Exercise prompt: Your task is to print the material below exactly as presented.

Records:
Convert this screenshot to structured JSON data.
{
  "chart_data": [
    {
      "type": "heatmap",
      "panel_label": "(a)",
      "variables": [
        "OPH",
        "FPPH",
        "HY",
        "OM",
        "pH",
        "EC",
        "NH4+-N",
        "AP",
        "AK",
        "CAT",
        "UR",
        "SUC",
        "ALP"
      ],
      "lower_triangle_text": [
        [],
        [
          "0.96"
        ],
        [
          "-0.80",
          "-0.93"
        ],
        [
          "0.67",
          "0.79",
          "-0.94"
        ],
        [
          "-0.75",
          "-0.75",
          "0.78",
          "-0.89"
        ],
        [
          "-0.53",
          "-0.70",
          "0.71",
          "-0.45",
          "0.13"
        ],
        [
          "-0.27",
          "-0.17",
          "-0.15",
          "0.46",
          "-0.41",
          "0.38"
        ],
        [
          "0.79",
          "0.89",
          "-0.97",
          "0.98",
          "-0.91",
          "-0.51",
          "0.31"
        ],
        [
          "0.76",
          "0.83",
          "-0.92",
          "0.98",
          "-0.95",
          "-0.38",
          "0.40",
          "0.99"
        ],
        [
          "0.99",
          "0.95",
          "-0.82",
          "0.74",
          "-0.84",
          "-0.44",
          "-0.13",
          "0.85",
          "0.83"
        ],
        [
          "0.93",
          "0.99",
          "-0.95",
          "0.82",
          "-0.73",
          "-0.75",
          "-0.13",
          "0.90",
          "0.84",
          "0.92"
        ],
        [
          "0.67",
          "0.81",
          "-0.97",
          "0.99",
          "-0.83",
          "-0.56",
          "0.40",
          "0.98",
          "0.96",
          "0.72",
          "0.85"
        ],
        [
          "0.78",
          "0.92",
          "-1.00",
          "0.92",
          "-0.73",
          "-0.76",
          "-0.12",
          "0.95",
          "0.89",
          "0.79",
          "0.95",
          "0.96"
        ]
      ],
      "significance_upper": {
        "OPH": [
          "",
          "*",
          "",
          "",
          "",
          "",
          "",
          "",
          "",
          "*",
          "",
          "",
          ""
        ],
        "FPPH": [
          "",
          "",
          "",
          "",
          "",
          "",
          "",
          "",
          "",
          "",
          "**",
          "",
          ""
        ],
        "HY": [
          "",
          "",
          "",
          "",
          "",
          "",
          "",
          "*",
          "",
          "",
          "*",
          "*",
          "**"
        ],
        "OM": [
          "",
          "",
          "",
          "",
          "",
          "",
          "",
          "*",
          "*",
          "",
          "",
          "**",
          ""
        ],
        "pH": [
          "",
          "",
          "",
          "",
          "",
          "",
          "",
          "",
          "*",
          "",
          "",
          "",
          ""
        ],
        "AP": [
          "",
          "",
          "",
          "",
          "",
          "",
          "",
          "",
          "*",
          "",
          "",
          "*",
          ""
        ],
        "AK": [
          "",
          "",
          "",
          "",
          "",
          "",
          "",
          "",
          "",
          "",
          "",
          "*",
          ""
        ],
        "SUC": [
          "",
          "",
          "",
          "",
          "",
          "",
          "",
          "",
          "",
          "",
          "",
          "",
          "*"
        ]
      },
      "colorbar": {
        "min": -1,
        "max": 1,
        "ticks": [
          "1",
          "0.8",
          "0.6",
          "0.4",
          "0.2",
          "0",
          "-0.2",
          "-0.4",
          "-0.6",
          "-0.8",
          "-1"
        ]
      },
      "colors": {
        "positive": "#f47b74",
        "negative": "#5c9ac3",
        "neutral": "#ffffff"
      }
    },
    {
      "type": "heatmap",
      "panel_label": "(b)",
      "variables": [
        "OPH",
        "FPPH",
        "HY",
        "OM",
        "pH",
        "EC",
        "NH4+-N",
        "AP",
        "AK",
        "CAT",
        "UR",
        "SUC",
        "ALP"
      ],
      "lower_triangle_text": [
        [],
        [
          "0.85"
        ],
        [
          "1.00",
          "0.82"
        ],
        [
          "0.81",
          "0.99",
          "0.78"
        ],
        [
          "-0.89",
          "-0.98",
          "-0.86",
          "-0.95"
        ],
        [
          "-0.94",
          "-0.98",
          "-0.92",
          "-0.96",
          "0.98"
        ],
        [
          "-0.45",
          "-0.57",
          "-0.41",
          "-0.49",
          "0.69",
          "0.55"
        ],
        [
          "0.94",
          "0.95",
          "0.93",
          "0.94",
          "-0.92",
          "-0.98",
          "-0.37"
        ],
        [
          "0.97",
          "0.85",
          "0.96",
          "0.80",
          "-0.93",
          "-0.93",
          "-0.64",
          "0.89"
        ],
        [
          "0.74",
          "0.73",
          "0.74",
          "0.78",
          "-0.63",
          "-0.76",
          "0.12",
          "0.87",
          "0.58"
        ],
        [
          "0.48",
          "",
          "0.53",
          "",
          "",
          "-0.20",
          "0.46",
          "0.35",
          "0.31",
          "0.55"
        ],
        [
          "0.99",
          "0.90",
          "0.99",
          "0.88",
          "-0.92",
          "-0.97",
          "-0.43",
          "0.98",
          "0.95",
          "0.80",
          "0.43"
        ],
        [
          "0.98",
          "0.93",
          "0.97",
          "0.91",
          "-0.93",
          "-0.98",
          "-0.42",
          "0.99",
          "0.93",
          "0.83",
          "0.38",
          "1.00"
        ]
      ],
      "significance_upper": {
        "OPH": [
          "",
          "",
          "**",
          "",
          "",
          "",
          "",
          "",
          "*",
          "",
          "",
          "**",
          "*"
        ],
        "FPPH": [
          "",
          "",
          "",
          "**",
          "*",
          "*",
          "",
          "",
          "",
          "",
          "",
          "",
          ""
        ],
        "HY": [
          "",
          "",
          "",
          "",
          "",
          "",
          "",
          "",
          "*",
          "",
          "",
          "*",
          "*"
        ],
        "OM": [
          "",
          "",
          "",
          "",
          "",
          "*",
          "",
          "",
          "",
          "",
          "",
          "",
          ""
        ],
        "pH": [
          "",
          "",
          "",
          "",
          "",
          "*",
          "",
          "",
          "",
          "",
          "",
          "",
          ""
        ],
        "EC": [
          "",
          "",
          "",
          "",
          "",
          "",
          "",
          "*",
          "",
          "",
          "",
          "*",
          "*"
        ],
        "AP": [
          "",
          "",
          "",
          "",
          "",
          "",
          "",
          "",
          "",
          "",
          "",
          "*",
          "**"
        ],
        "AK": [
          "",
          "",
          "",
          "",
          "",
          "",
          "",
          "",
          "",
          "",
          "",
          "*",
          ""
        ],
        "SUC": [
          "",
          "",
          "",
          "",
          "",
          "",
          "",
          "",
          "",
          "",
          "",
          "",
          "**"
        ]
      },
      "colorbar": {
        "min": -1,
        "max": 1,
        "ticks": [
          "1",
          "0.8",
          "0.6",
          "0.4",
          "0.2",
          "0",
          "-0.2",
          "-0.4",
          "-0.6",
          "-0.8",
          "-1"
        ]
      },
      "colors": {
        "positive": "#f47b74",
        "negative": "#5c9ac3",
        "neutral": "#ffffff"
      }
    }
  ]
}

Answer to the task:
Convert this screenshot to structured JSON data.
{
  "chart_data": [
    {
      "type": "heatmap",
      "panel_label": "(a)",
      "variables": [
        "OPH",
        "FPPH",
        "HY",
        "OM",
        "pH",
        "EC",
        "NH4+-N",
        "AP",
        "AK",
        "CAT",
        "UR",
        "SUC",
        "ALP"
      ],
      "lower_triangle_text": [
        [],
        [
          "0.96"
        ],
        [
          "-0.80",
          "-0.93"
        ],
        [
          "0.67",
          "0.79",
          "-0.94"
        ],
        [
          "-0.75",
          "-0.75",
          "0.78",
          "-0.89"
        ],
        [
          "-0.53",
          "-0.70",
          "0.71",
          "-0.45",
          "0.13"
        ],
        [
          "-0.27",
          "-0.17",
          "-0.15",
          "0.46",
          "-0.41",
          "0.38"
        ],
        [
          "0.79",
          "0.89",
          "-0.97",
          "0.98",
          "-0.91",
          "-0.51",
          "0.31"
        ],
        [
          "0.76",
          "0.83",
          "-0.92",
          "0.98",
          "-0.95",
          "-0.38",
          "0.40",
          "0.99"
        ],
        [
          "0.99",
          "0.95",
          "-0.82",
          "0.74",
          "-0.84",
          "-0.44",
          "-0.13",
          "0.85",
          "0.83"
        ],
        [
          "0.93",
          "0.99",
          "-0.95",
          "0.82",
          "-0.73",
          "-0.75",
          "-0.13",
          "0.90",
          "0.84",
          "0.92"
        ],
        [
          "0.67",
          "0.81",
          "-0.97",
          "0.99",
          "-0.83",
          "-0.56",
          "0.40",
          "0.98",
          "0.96",
          "0.72",
          "0.85"
        ],
        [
          "0.78",
          "0.92",
          "-1.00",
          "0.92",
          "-0.73",
          "-0.76",
          "-0.12",
          "0.95",
          "0.89",
          "0.79",
          "0.95",
          "0.96"
        ]
      ],
      "significance_upper": {
        "OPH": [
          "",
          "*",
          "",
          "",
          "",
          "",
          "",
          "",
          "",
          "*",
          "",
          "",
          ""
        ],
        "FPPH": [
          "",
          "",
          "",
          "",
          "",
          "",
          "",
          "",
          "",
          "",
          "**",
          "",
          ""
        ],
        "HY": [
          "",
          "",
          "",
          "",
          "",
          "",
          "",
          "*",
          "",
          "",
          "*",
          "*",
          "**"
        ],
        "OM": [
          "",
          "",
          "",
          "",
          "",
          "",
          "",
          "*",
          "*",
          "",
          "",
          "**",
          ""
        ],
        "pH": [
          "",
          "",
          "",
          "",
          "",
          "",
          "",
          "",
          "*",
          "",
          "",
          "",
          ""
        ],
        "AP": [
          "",
          "",
          "",
          "",
          "",
          "",
          "",
          "",
          "*",
          "",
          "",
          "*",
          ""
        ],
        "AK": [
          "",
          "",
          "",
          "",
          "",
          "",
          "",
          "",
          "",
          "",
          "",
          "*",
          ""
        ],
        "SUC": [
          "",
          "",
          "",
          "",
          "",
          "",
          "",
          "",
          "",
          "",
          "",
          "",
          "*"
        ]
      },
      "colorbar": {
        "min": -1,
        "max": 1,
        "ticks": [
          "1",
          "0.8",
          "0.6",
          "0.4",
          "0.2",
          "0",
          "-0.2",
          "-0.4",
          "-0.6",
          "-0.8",
          "-1"
        ]
      },
      "colors": {
        "positive": "#f47b74",
        "negative": "#5c9ac3",
        "neutral": "#ffffff"
      }
    },
    {
      "type": "heatmap",
      "panel_label": "(b)",
      "variables": [
        "OPH",
        "FPPH",
        "HY",
        "OM",
        "pH",
        "EC",
        "NH4+-N",
        "AP",
        "AK",
        "CAT",
        "UR",
        "SUC",
        "ALP"
      ],
      "lower_triangle_text": [
        [],
        [
          "0.85"
        ],
        [
          "1.00",
          "0.82"
        ],
        [
          "0.81",
          "0.99",
          "0.78"
        ],
        [
          "-0.89",
          "-0.98",
          "-0.86",
          "-0.95"
        ],
        [
          "-0.94",
          "-0.98",
          "-0.92",
          "-0.96",
          "0.98"
        ],
        [
          "-0.45",
          "-0.57",
          "-0.41",
          "-0.49",
          "0.69",
          "0.55"
        ],
        [
          "0.94",
          "0.95",
          "0.93",
          "0.94",
          "-0.92",
          "-0.98",
          "-0.37"
        ],
        [
          "0.97",
          "0.85",
          "0.96",
          "0.80",
          "-0.93",
          "-0.93",
          "-0.64",
          "0.89"
        ],
        [
          "0.74",
          "0.73",
          "0.74",
          "0.78",
          "-0.63",
          "-0.76",
          "0.12",
          "0.87",
          "0.58"
        ],
        [
          "0.48",
          "",
          "0.53",
          "",
          "",
          "-0.20",
          "0.46",
          "0.35",
          "0.31",
          "0.55"
        ],
        [
          "0.99",
          "0.90",
          "0.99",
          "0.88",
          "-0.92",
          "-0.97",
          "-0.43",
          "0.98",
          "0.95",
          "0.80",
          "0.43"
        ],
        [
          "0.98",
          "0.93",
          "0.97",
          "0.91",
          "-0.93",
          "-0.98",
          "-0.42",
          "0.99",
          "0.93",
          "0.83",
          "0.38",
          "1.00"
        ]
      ],
      "significance_upper": {
        "OPH": [
          "",
          "",
          "**",
          "",
          "",
          "",
          "",
          "",
          "*",
          "",
          "",
          "**",
          "*"
        ],
        "FPPH": [
          "",
          "",
          "",
          "**",
          "*",
          "*",
          "",
          "",
          "",
          "",
          "",
          "",
          ""
        ],
        "HY": [
          "",
          "",
          "",
          "",
          "",
          "",
          "",
          "",
          "*",
          "",
          "",
          "*",
          "*"
        ],
        "OM": [
          "",
          "",
          "",
          "",
          "",
          "*",
          "",
          "",
          "",
          "",
          "",
          "",
          ""
        ],
        "pH": [
          "",
          "",
          "",
          "",
          "",
          "*",
          "",
          "",
          "",
          "",
          "",
          "",
          ""
        ],
        "EC": [
          "",
          "",
          "",
          "",
          "",
          "",
          "",
          "*",
          "",
          "",
          "",
          "*",
          "*"
        ],
        "AP": [
          "",
          "",
          "",
          "",
          "",
          "",
          "",
          "",
          "",
          "",
          "",
          "*",
          "**"
        ],
        "AK": [
          "",
          "",
          "",
          "",
          "",
          "",
          "",
          "",
          "",
          "",
          "",
          "*",
          ""
        ],
        "SUC": [
          "",
          "",
          "",
          "",
          "",
          "",
          "",
          "",
          "",
          "",
          "",
          "",
          "**"
        ]
      },
      "colorbar": {
        "min": -1,
        "max": 1,
        "ticks": [
          "1",
          "0.8",
          "0.6",
          "0.4",
          "0.2",
          "0",
          "-0.2",
          "-0.4",
          "-0.6",
          "-0.8",
          "-1"
        ]
      },
      "colors": {
        "positive": "#f47b74",
        "negative": "#5c9ac3",
        "neutral": "#ffffff"
      }
    }
  ]
}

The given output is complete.